**Aim of the exercise**.
Each line that holds the word "into" is to be identified and copied.

# start of Exercise inputs

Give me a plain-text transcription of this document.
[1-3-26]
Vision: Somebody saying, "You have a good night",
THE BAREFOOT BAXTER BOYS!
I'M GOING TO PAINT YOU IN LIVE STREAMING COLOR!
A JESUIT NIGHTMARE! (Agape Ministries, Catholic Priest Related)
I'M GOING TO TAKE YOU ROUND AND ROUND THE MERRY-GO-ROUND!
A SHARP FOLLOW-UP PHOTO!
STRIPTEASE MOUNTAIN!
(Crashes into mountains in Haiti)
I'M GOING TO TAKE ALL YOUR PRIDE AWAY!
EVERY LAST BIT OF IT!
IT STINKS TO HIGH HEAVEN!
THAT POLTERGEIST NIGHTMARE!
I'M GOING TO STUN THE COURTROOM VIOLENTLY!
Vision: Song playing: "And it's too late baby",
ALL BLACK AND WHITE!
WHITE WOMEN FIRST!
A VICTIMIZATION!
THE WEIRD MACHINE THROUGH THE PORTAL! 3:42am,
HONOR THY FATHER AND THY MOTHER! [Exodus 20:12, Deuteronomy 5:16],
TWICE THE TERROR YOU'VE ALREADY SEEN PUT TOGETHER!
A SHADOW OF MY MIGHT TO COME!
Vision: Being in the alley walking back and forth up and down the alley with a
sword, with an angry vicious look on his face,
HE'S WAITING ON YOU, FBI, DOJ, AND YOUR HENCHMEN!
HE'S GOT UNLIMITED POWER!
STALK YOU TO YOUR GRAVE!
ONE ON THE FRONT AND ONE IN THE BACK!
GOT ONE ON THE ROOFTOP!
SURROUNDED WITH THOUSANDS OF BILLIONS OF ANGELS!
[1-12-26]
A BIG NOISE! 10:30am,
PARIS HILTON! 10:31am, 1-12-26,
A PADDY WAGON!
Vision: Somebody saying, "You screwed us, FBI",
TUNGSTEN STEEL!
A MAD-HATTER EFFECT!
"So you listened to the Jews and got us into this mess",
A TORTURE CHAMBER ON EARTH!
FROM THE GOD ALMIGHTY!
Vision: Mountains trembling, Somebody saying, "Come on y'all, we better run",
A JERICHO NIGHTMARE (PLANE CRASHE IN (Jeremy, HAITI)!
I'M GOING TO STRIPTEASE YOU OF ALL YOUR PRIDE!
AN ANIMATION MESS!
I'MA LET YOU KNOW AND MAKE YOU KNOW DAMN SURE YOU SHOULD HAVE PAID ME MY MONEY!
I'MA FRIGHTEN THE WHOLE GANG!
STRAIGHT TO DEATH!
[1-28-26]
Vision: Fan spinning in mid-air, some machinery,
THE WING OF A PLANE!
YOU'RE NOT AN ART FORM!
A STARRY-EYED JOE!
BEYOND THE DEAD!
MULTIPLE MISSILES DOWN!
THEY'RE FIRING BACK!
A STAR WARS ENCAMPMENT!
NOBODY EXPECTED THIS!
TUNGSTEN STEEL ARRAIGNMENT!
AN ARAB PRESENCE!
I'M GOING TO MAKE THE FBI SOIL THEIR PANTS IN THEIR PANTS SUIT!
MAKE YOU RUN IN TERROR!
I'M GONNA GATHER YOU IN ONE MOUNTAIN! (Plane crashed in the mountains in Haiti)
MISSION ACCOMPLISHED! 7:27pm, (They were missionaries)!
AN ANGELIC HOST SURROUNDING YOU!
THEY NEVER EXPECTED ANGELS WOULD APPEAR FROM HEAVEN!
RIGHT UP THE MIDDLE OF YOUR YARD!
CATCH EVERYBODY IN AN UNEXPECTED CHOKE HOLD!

# end of Exercise inputs

**Reply to the task**.
(Crashes into mountains in Haiti)
"So you listened to the Jews and got us into this mess",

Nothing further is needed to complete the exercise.